▸ **Task objective**
Make an exact copy of all the entries below, with the pictures left out.

Stored records:
——————

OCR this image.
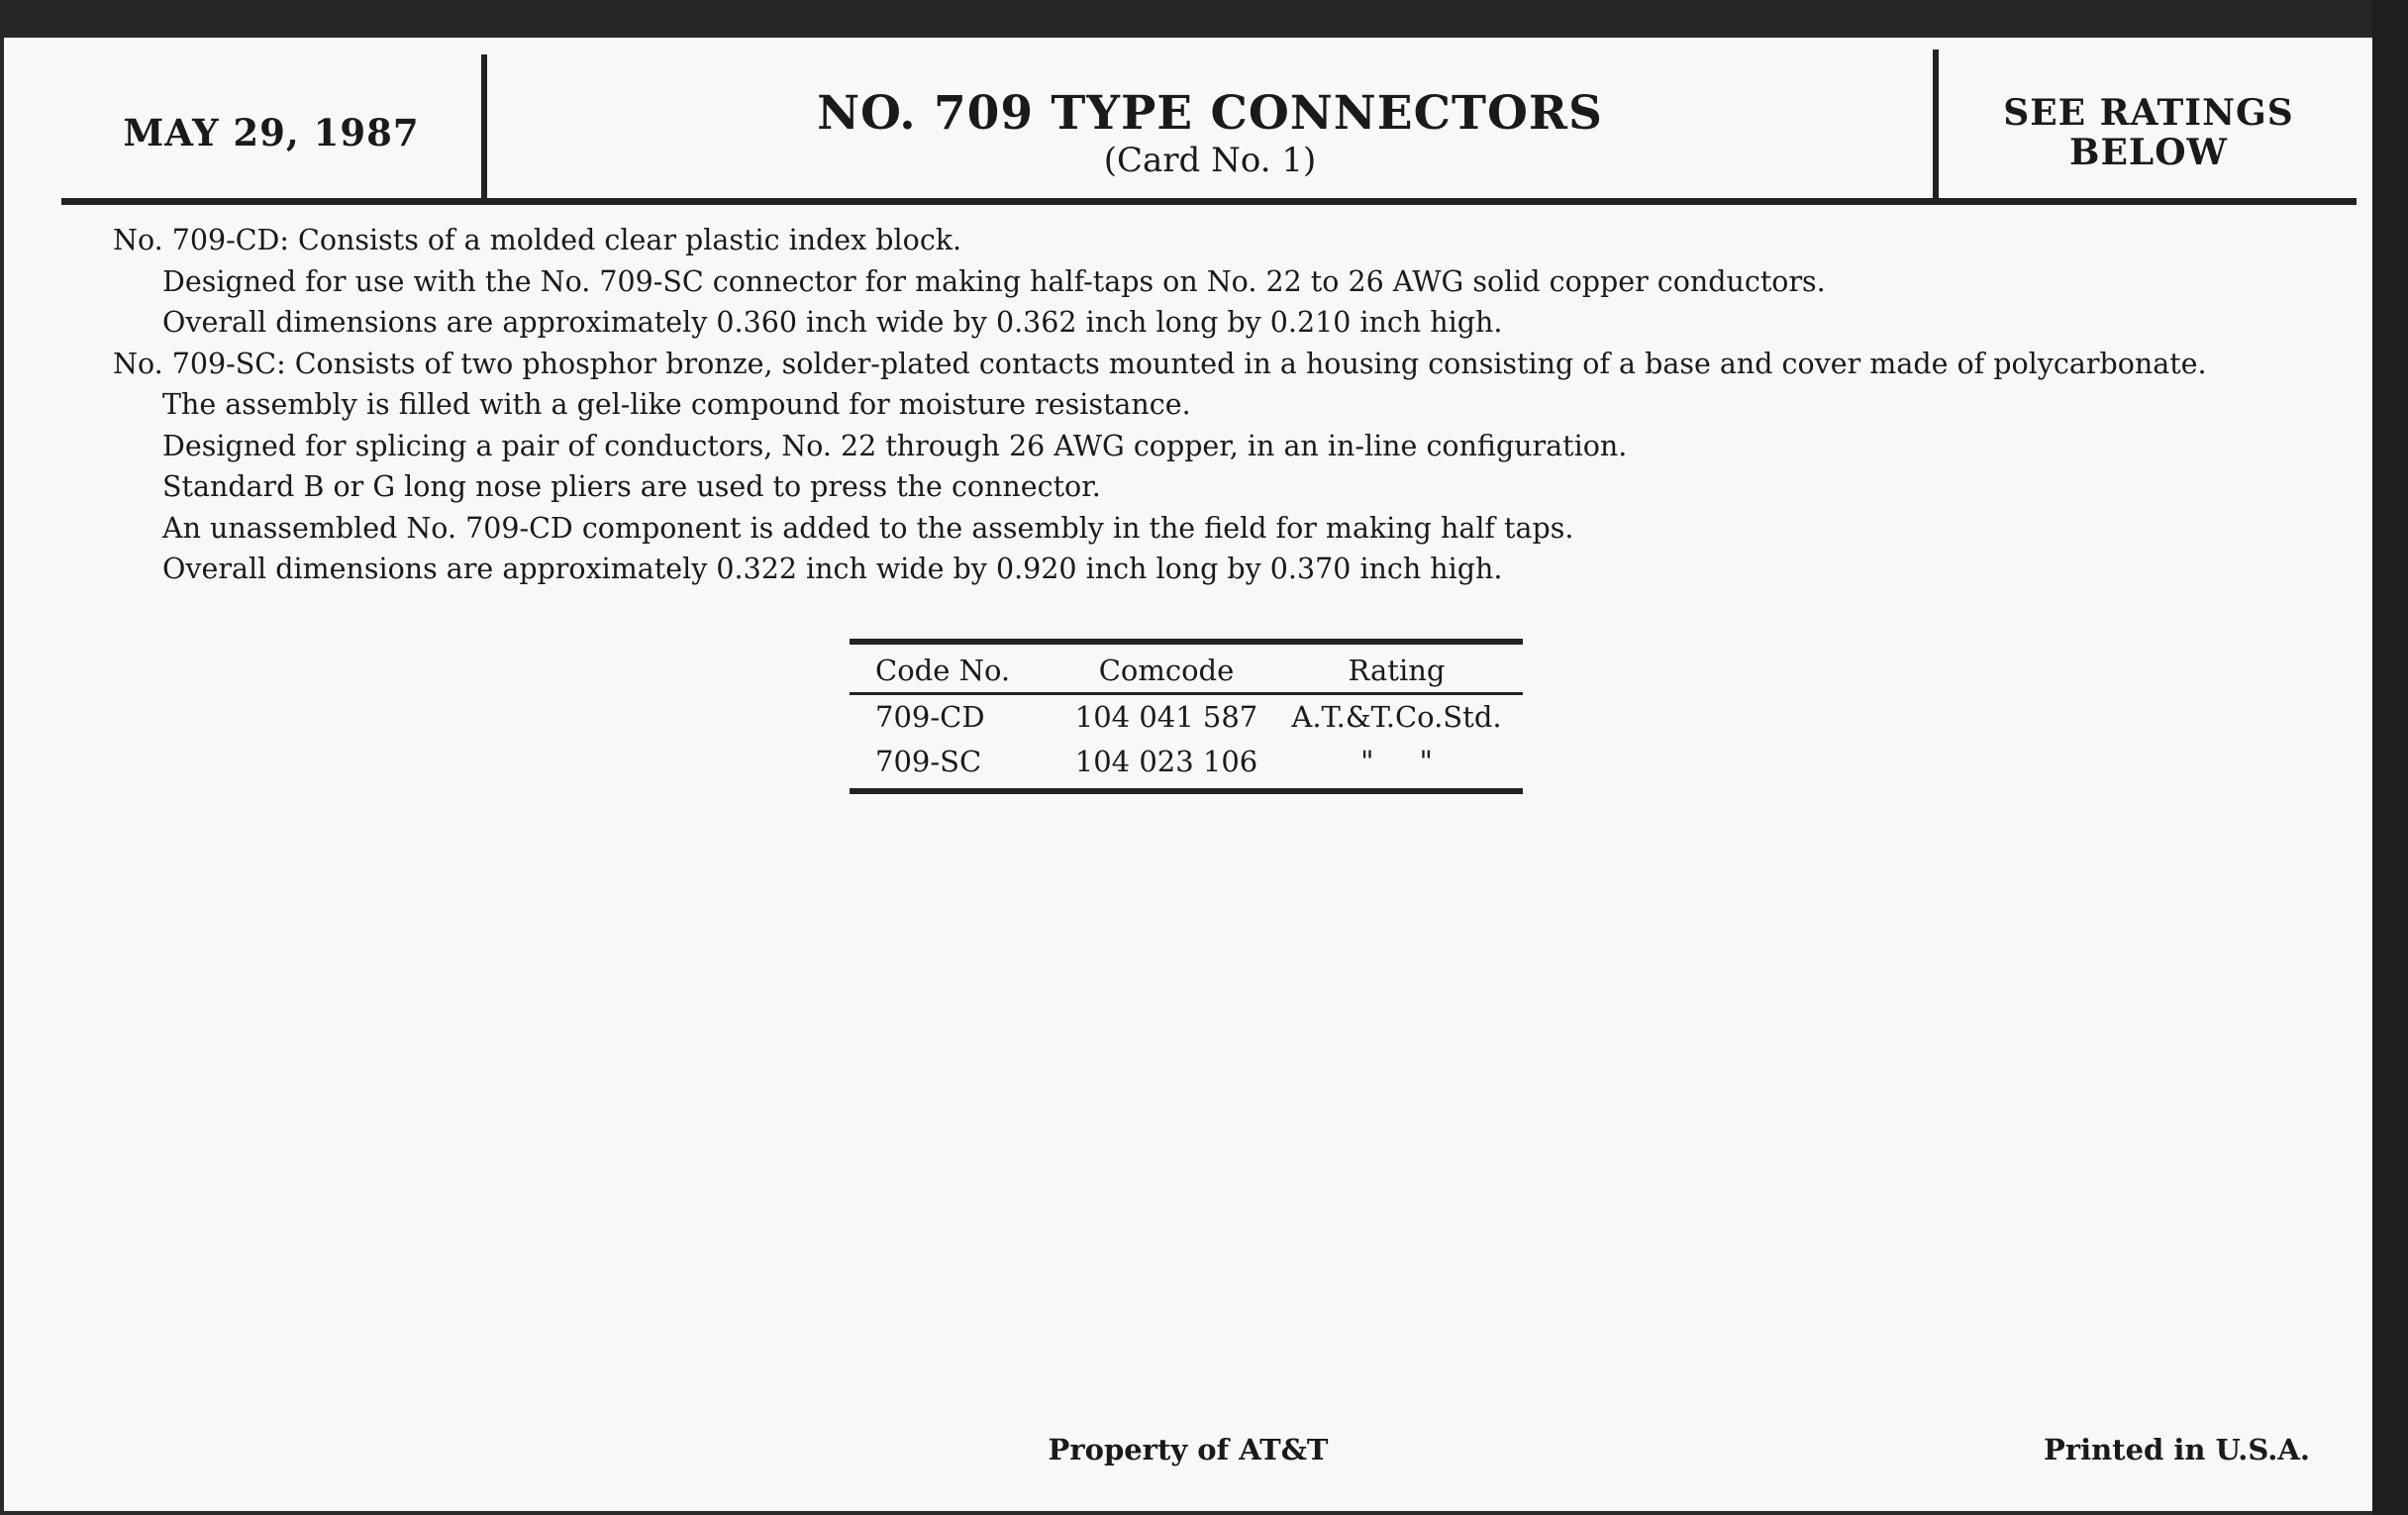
MAY 29, 1987	NO. 709 TYPE CONNECTORS
(Card No. 1)
SEE RATINGS
BELOW
No. 709-CD: Consists of a molded clear plastic index block.
Designed for use with the No. 709-SC connector for making half-taps on No. 22 to 26 AWG solid copper conductors.
Overall dimensions are approximately 0.360 inch wide by 0.362 inch long by 0.210 inch high.
No. 709-SC: Consists of two phosphor bronze, solder-plated contacts mounted in a housing consisting of a base and cover made of polycarbonate.
The assembly is filled with a gel-like compound for moisture resistance.
Designed for splicing a pair of conductors, No. 22 through 26 AWG copper, in an in-line configuration.
Standard B or G long nose pliers are used to press the connector.
An unassembled No. 709-CD component is added to the assembly in the field for making half taps.
Overall dimensions are approximately 0.322 inch wide by 0.920 inch long by 0.370 inch high.
Code No.	Comcode	Rating
709-CD	104 041 587	A.T.&T.Co.Std.
709-SC	104 023 106	"     "
Property of AT&T	Printed in U.S.A.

——————

▸ **Right answer**
OCR this image.
MAY 29, 1987	NO. 709 TYPE CONNECTORS
(Card No. 1)
SEE RATINGS
BELOW
No. 709-CD: Consists of a molded clear plastic index block.
Designed for use with the No. 709-SC connector for making half-taps on No. 22 to 26 AWG solid copper conductors.
Overall dimensions are approximately 0.360 inch wide by 0.362 inch long by 0.210 inch high.
No. 709-SC: Consists of two phosphor bronze, solder-plated contacts mounted in a housing consisting of a base and cover made of polycarbonate.
The assembly is filled with a gel-like compound for moisture resistance.
Designed for splicing a pair of conductors, No. 22 through 26 AWG copper, in an in-line configuration.
Standard B or G long nose pliers are used to press the connector.
An unassembled No. 709-CD component is added to the assembly in the field for making half taps.
Overall dimensions are approximately 0.322 inch wide by 0.920 inch long by 0.370 inch high.
Code No.	Comcode	Rating
709-CD	104 041 587	A.T.&T.Co.Std.
709-SC	104 023 106	"     "
Property of AT&T	Printed in U.S.A.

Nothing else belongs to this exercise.